### Records provided
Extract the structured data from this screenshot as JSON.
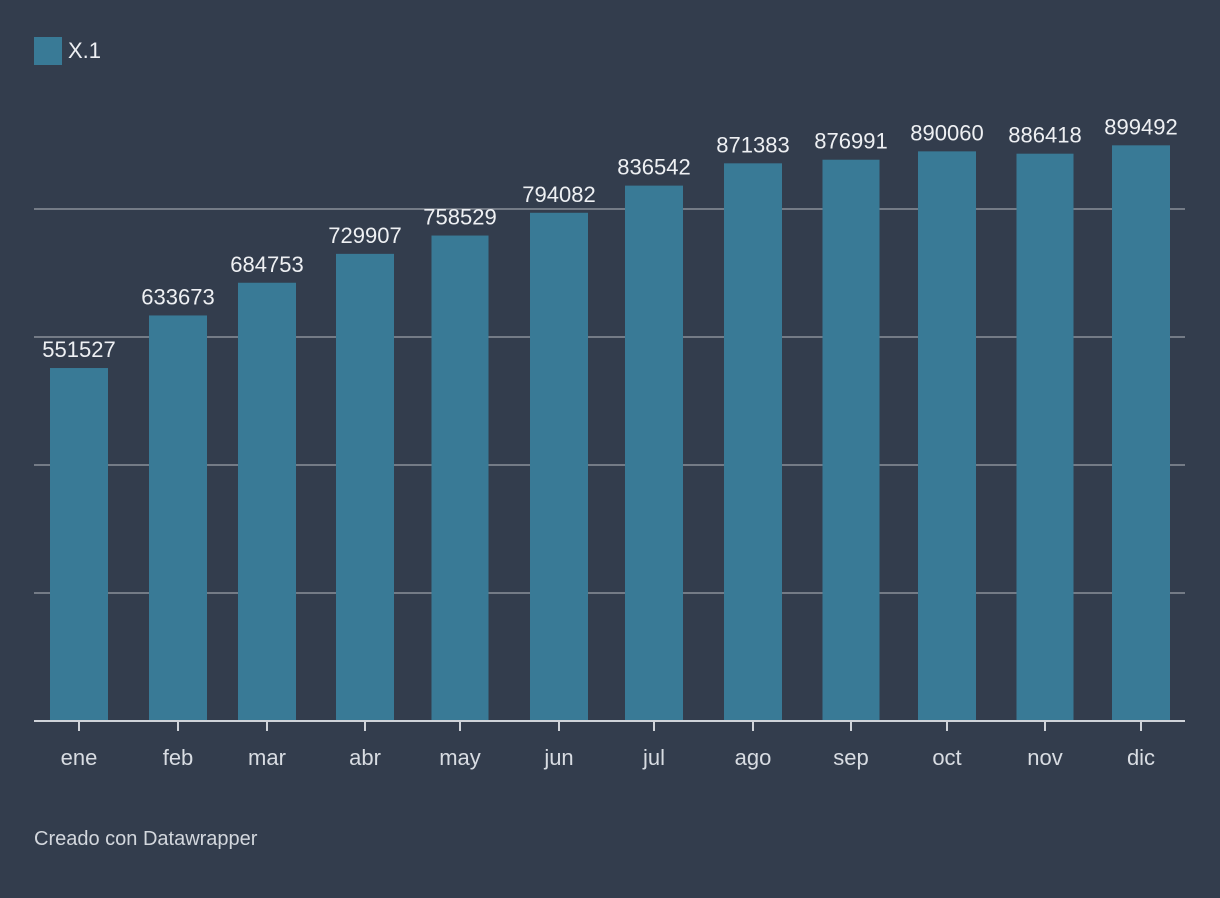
{
  "legend": {
    "label": "X.1",
    "color": "#397a96"
  },
  "footer": {
    "credit": "Creado con Datawrapper"
  },
  "colors": {
    "background": "#333d4d",
    "bar": "#397a96",
    "grid": "#8a9099",
    "text": "#eef0f3",
    "tick_text": "#d8dce2"
  },
  "chart_data": {
    "type": "bar",
    "categories": [
      "ene",
      "feb",
      "mar",
      "abr",
      "may",
      "jun",
      "jul",
      "ago",
      "sep",
      "oct",
      "nov",
      "dic"
    ],
    "series": [
      {
        "name": "X.1",
        "values": [
          551527,
          633673,
          684753,
          729907,
          758529,
          794082,
          836542,
          871383,
          876991,
          890060,
          886418,
          899492
        ]
      }
    ],
    "title": "",
    "xlabel": "",
    "ylabel": "",
    "ylim": [
      0,
      1000000
    ],
    "gridlines": [
      200000,
      400000,
      600000,
      800000
    ],
    "grid": true,
    "legend_position": "top-left",
    "data_labels": true
  }
}
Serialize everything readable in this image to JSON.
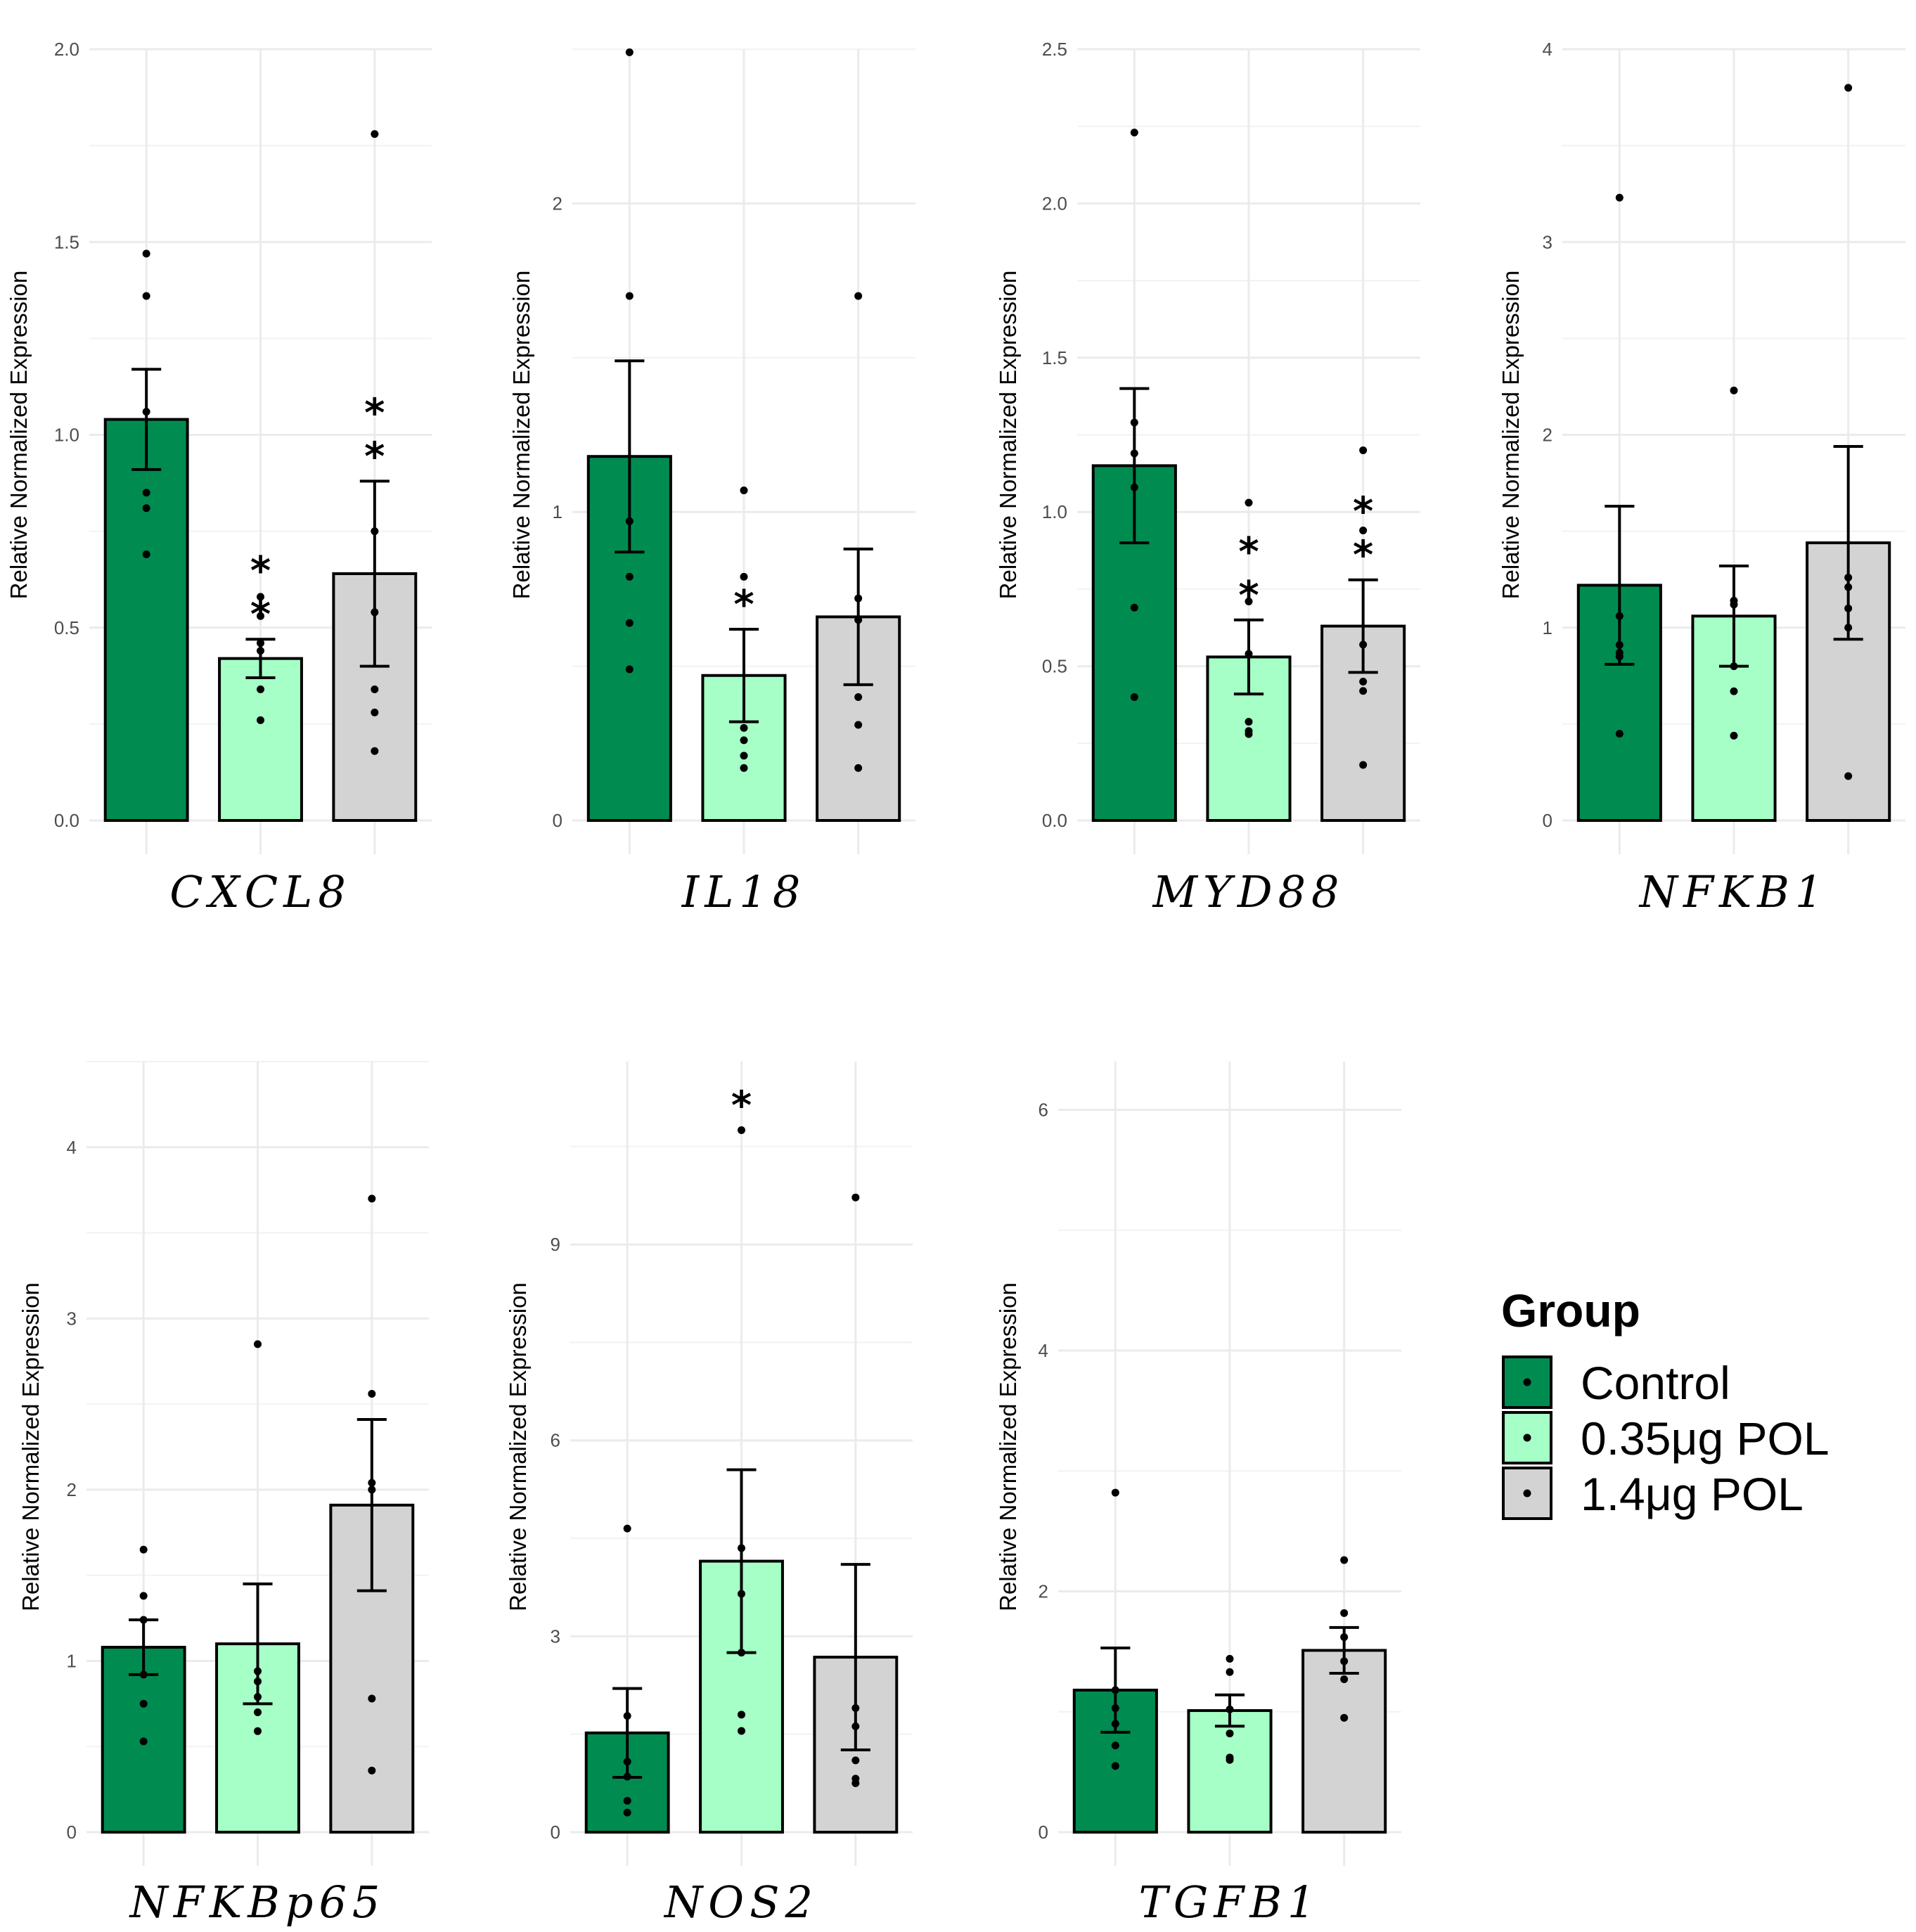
{
  "y_title": "Relative Normalized Expression",
  "groups": [
    {
      "name": "Control",
      "color": "#008c50"
    },
    {
      "name": "0.35μg POL",
      "color": "#a6ffc6"
    },
    {
      "name": "1.4μg POL",
      "color": "#d3d3d3"
    }
  ],
  "legend": {
    "title": "Group",
    "position": "right"
  },
  "chart_data": [
    {
      "type": "bar",
      "gene": "CXCL8",
      "ylim": [
        0,
        2.0
      ],
      "yticks": [
        "0.0",
        "0.5",
        "1.0",
        "1.5",
        "2.0"
      ],
      "means": [
        1.04,
        0.42,
        0.64
      ],
      "errors": [
        0.13,
        0.05,
        0.24
      ],
      "points": [
        [
          1.47,
          1.36,
          1.06,
          0.85,
          0.81,
          0.69
        ],
        [
          0.58,
          0.53,
          0.46,
          0.44,
          0.34,
          0.26
        ],
        [
          1.78,
          0.75,
          0.54,
          0.34,
          0.28,
          0.18
        ]
      ],
      "sig": [
        "",
        "**",
        "**"
      ]
    },
    {
      "type": "bar",
      "gene": "IL18",
      "ylim": [
        0,
        2.5
      ],
      "yticks": [
        "0",
        "1",
        "2"
      ],
      "means": [
        1.18,
        0.47,
        0.66
      ],
      "errors": [
        0.31,
        0.15,
        0.22
      ],
      "points": [
        [
          2.49,
          1.7,
          0.97,
          0.79,
          0.64,
          0.49
        ],
        [
          1.07,
          0.79,
          0.3,
          0.26,
          0.21,
          0.17
        ],
        [
          1.7,
          0.72,
          0.65,
          0.4,
          0.31,
          0.17
        ]
      ],
      "sig": [
        "",
        "*",
        ""
      ]
    },
    {
      "type": "bar",
      "gene": "MYD88",
      "ylim": [
        0,
        2.5
      ],
      "yticks": [
        "0.0",
        "0.5",
        "1.0",
        "1.5",
        "2.0",
        "2.5"
      ],
      "means": [
        1.15,
        0.53,
        0.63
      ],
      "errors": [
        0.25,
        0.12,
        0.15
      ],
      "points": [
        [
          2.23,
          1.29,
          1.19,
          1.08,
          0.69,
          0.4
        ],
        [
          1.03,
          0.71,
          0.54,
          0.32,
          0.29,
          0.28
        ],
        [
          1.2,
          0.94,
          0.57,
          0.45,
          0.42,
          0.18
        ]
      ],
      "sig": [
        "",
        "**",
        "**"
      ]
    },
    {
      "type": "bar",
      "gene": "NFKB1",
      "ylim": [
        0,
        4
      ],
      "yticks": [
        "0",
        "1",
        "2",
        "3",
        "4"
      ],
      "means": [
        1.22,
        1.06,
        1.44
      ],
      "errors": [
        0.41,
        0.26,
        0.5
      ],
      "points": [
        [
          3.23,
          1.06,
          0.91,
          0.87,
          0.85,
          0.45
        ],
        [
          2.23,
          1.14,
          1.12,
          0.8,
          0.67,
          0.44
        ],
        [
          3.8,
          1.26,
          1.21,
          1.1,
          1.0,
          0.23
        ]
      ],
      "sig": [
        "",
        "",
        ""
      ]
    },
    {
      "type": "bar",
      "gene": "NFKBp65",
      "ylim": [
        0,
        4.5
      ],
      "yticks": [
        "0",
        "1",
        "2",
        "3",
        "4"
      ],
      "means": [
        1.08,
        1.1,
        1.91
      ],
      "errors": [
        0.16,
        0.35,
        0.5
      ],
      "points": [
        [
          1.65,
          1.38,
          1.24,
          0.92,
          0.75,
          0.53
        ],
        [
          2.85,
          0.94,
          0.88,
          0.79,
          0.7,
          0.59
        ],
        [
          3.7,
          2.56,
          2.04,
          2.0,
          0.78,
          0.36
        ]
      ],
      "sig": [
        "",
        "",
        ""
      ]
    },
    {
      "type": "bar",
      "gene": "NOS2",
      "ylim": [
        0,
        11.8
      ],
      "yticks": [
        "0",
        "3",
        "6",
        "9"
      ],
      "means": [
        1.52,
        4.15,
        2.68
      ],
      "errors": [
        0.68,
        1.4,
        1.42
      ],
      "points": [
        [
          4.65,
          1.78,
          1.08,
          0.85,
          0.48,
          0.3
        ],
        [
          10.75,
          4.35,
          3.65,
          2.75,
          1.8,
          1.55
        ],
        [
          9.72,
          1.9,
          1.62,
          1.1,
          0.82,
          0.75
        ]
      ],
      "sig": [
        "",
        "*",
        ""
      ]
    },
    {
      "type": "bar",
      "gene": "TGFB1",
      "ylim": [
        0,
        6.4
      ],
      "yticks": [
        "0",
        "2",
        "4",
        "6"
      ],
      "means": [
        1.18,
        1.01,
        1.51
      ],
      "errors": [
        0.35,
        0.13,
        0.19
      ],
      "points": [
        [
          2.82,
          1.18,
          1.03,
          0.9,
          0.72,
          0.55
        ],
        [
          1.44,
          1.33,
          1.02,
          0.82,
          0.62,
          0.6
        ],
        [
          2.26,
          1.82,
          1.62,
          1.42,
          1.27,
          0.95
        ]
      ],
      "sig": [
        "",
        "",
        ""
      ]
    }
  ]
}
######
■ Set task
Count how many lines above carry the word "name". Only the number is required.

■ Full response
4